> Task prompt
Collect each line of the entries that holds the string "color".

══ Provided information ══

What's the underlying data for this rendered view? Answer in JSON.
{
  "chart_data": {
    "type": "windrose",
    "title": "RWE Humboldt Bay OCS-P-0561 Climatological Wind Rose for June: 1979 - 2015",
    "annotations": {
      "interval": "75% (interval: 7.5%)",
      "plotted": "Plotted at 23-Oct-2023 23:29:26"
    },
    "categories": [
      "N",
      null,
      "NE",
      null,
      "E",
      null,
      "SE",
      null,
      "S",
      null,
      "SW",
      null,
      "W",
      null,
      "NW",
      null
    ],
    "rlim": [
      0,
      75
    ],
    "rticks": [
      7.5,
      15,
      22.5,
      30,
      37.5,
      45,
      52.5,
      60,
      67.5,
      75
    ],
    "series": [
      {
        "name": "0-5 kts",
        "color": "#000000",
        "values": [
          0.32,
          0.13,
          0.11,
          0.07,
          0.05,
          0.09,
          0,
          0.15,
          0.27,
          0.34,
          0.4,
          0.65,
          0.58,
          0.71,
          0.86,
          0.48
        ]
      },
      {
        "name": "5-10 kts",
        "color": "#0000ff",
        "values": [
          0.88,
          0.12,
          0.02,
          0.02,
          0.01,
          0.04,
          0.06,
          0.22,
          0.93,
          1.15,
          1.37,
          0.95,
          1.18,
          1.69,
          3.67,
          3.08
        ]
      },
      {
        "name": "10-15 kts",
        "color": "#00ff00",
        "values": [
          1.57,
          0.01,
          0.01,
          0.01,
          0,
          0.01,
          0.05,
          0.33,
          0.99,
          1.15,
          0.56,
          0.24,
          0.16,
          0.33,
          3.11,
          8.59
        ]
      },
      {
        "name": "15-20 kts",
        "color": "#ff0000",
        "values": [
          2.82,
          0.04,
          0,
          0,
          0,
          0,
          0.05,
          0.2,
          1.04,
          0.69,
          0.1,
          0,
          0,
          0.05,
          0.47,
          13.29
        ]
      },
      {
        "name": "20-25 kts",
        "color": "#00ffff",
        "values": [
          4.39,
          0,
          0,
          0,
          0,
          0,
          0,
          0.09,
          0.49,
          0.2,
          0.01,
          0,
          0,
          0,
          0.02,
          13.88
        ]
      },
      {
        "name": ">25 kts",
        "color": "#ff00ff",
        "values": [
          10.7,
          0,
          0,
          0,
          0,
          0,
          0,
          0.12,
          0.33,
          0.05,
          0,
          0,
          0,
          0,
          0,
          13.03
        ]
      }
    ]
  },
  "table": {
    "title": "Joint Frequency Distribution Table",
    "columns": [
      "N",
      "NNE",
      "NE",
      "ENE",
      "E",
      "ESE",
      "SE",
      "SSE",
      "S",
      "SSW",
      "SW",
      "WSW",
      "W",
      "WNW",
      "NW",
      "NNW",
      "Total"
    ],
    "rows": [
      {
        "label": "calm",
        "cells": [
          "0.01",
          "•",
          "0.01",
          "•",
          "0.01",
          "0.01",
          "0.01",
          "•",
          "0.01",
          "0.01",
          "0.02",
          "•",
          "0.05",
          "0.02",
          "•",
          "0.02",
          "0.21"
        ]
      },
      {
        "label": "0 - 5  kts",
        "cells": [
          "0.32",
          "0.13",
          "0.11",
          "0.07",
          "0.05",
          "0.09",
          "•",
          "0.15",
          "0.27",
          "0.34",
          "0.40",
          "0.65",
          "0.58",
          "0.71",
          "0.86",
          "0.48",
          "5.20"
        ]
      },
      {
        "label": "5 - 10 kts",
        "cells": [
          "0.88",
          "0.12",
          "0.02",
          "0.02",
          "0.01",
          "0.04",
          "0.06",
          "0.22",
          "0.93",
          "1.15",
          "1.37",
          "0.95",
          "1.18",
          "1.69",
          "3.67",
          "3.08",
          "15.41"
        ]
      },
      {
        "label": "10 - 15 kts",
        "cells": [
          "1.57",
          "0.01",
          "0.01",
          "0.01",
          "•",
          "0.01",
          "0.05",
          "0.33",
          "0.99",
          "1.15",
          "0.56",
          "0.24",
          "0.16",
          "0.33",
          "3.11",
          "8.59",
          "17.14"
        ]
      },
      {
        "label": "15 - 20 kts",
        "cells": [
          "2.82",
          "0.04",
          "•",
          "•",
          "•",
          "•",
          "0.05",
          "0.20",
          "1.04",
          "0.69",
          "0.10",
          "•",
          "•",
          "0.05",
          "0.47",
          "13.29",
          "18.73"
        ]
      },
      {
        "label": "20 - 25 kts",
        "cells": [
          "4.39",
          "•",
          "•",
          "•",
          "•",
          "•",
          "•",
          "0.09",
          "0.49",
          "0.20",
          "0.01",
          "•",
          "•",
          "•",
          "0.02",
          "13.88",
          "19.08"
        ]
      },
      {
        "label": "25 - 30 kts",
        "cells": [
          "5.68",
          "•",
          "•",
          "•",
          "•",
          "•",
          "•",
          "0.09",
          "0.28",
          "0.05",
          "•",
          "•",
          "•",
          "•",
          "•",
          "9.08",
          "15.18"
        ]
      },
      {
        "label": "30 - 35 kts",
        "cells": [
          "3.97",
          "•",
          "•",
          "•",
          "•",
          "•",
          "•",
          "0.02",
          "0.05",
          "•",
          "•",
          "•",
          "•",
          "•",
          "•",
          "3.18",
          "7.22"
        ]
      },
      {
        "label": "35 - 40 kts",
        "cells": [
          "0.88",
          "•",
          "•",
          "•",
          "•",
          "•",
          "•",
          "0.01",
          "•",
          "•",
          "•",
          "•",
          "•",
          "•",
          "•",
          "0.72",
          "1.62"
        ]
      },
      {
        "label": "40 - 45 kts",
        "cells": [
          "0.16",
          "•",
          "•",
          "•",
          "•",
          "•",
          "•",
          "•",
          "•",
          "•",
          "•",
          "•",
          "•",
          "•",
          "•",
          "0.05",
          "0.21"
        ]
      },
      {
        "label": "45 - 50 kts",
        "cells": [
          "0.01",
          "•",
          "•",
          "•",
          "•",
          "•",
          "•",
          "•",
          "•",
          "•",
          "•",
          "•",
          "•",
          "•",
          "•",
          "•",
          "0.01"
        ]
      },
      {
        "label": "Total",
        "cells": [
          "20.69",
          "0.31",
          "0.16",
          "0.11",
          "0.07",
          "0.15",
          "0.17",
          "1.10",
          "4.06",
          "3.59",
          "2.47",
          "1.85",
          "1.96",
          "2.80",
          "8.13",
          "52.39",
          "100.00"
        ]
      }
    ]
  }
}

═══

> Solved problem
        "color": "#000000",
        "color": "#0000ff",
        "color": "#00ff00",
        "color": "#ff0000",
        "color": "#00ffff",
        "color": "#ff00ff",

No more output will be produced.